PROBLEM DESCRIPTION.
Carry none of the pictures over; write out the complete data exactly.
>> BEGIN
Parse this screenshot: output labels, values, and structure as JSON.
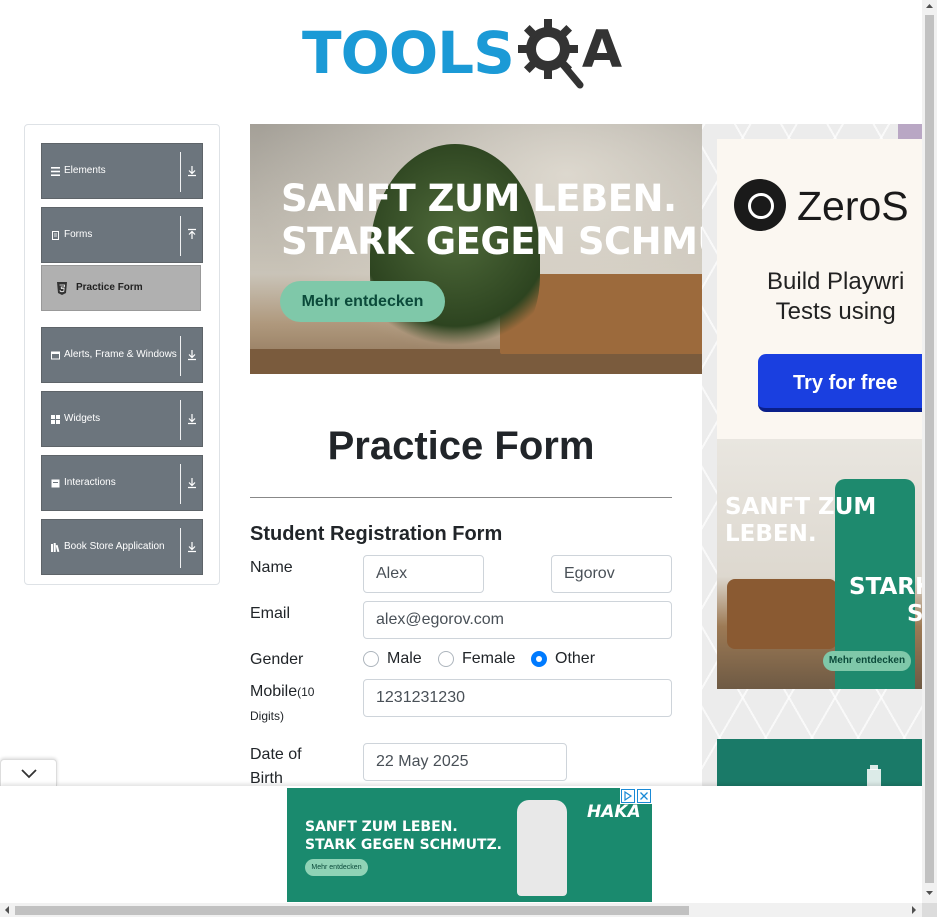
{
  "header": {
    "logo_text": "TOOLS",
    "logo_suffix": "A"
  },
  "sidebar": {
    "groups": [
      {
        "label": "Elements",
        "icon": "list-icon",
        "expanded": false
      },
      {
        "label": "Forms",
        "icon": "document-icon",
        "expanded": true
      },
      {
        "label": "Alerts, Frame & Windows",
        "icon": "window-icon",
        "expanded": false
      },
      {
        "label": "Widgets",
        "icon": "grid-icon",
        "expanded": false
      },
      {
        "label": "Interactions",
        "icon": "square-icon",
        "expanded": false
      },
      {
        "label": "Book Store Application",
        "icon": "books-icon",
        "expanded": false
      }
    ],
    "forms_items": [
      {
        "label": "Practice Form",
        "icon": "html5-icon",
        "active": true
      }
    ]
  },
  "ads": {
    "top": {
      "headline_line1": "SANFT ZUM LEBEN.",
      "headline_line2": "STARK GEGEN SCHMU",
      "cta": "Mehr entdecken"
    },
    "right": {
      "brand": "ZeroS",
      "tagline_line1": "Build Playwri",
      "tagline_line2": "Tests using",
      "cta": "Try for free",
      "photo_line1": "SANFT ZUM",
      "photo_line2": "LEBEN.",
      "photo_line3": "STARK G",
      "photo_line4": "SCH",
      "photo_cta": "Mehr entdecken"
    },
    "bottom": {
      "headline_line1": "SANFT ZUM LEBEN.",
      "headline_line2": "STARK GEGEN SCHMUTZ.",
      "cta": "Mehr entdecken",
      "brand": "HAKA"
    }
  },
  "form": {
    "title": "Practice Form",
    "subtitle": "Student Registration Form",
    "name_label": "Name",
    "first_name": "Alex",
    "last_name": "Egorov",
    "email_label": "Email",
    "email": "alex@egorov.com",
    "gender_label": "Gender",
    "gender_options": [
      "Male",
      "Female",
      "Other"
    ],
    "gender_selected": "Other",
    "mobile_label": "Mobile",
    "mobile_hint": "(10",
    "mobile_hint2": "Digits)",
    "mobile": "1231231230",
    "dob_label_line1": "Date of",
    "dob_label_line2": "Birth",
    "dob": "22 May 2025"
  },
  "colors": {
    "brand_blue": "#1b9ad6",
    "sidebar_group": "#6c757d",
    "active_item": "#b0b0b0",
    "radio_checked": "#007bff",
    "ad_green": "#1a8a6e"
  }
}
>> END
SOLUTION TO THIS EXERCISE.
Parse this screenshot: output labels, values, and structure as JSON.
{
  "header": {
    "logo_text": "TOOLS",
    "logo_suffix": "A"
  },
  "sidebar": {
    "groups": [
      {
        "label": "Elements",
        "icon": "list-icon",
        "expanded": false
      },
      {
        "label": "Forms",
        "icon": "document-icon",
        "expanded": true
      },
      {
        "label": "Alerts, Frame & Windows",
        "icon": "window-icon",
        "expanded": false
      },
      {
        "label": "Widgets",
        "icon": "grid-icon",
        "expanded": false
      },
      {
        "label": "Interactions",
        "icon": "square-icon",
        "expanded": false
      },
      {
        "label": "Book Store Application",
        "icon": "books-icon",
        "expanded": false
      }
    ],
    "forms_items": [
      {
        "label": "Practice Form",
        "icon": "html5-icon",
        "active": true
      }
    ]
  },
  "ads": {
    "top": {
      "headline_line1": "SANFT ZUM LEBEN.",
      "headline_line2": "STARK GEGEN SCHMU",
      "cta": "Mehr entdecken"
    },
    "right": {
      "brand": "ZeroS",
      "tagline_line1": "Build Playwri",
      "tagline_line2": "Tests using",
      "cta": "Try for free",
      "photo_line1": "SANFT ZUM",
      "photo_line2": "LEBEN.",
      "photo_line3": "STARK G",
      "photo_line4": "SCH",
      "photo_cta": "Mehr entdecken"
    },
    "bottom": {
      "headline_line1": "SANFT ZUM LEBEN.",
      "headline_line2": "STARK GEGEN SCHMUTZ.",
      "cta": "Mehr entdecken",
      "brand": "HAKA"
    }
  },
  "form": {
    "title": "Practice Form",
    "subtitle": "Student Registration Form",
    "name_label": "Name",
    "first_name": "Alex",
    "last_name": "Egorov",
    "email_label": "Email",
    "email": "alex@egorov.com",
    "gender_label": "Gender",
    "gender_options": [
      "Male",
      "Female",
      "Other"
    ],
    "gender_selected": "Other",
    "mobile_label": "Mobile",
    "mobile_hint": "(10",
    "mobile_hint2": "Digits)",
    "mobile": "1231231230",
    "dob_label_line1": "Date of",
    "dob_label_line2": "Birth",
    "dob": "22 May 2025"
  },
  "colors": {
    "brand_blue": "#1b9ad6",
    "sidebar_group": "#6c757d",
    "active_item": "#b0b0b0",
    "radio_checked": "#007bff",
    "ad_green": "#1a8a6e"
  }
}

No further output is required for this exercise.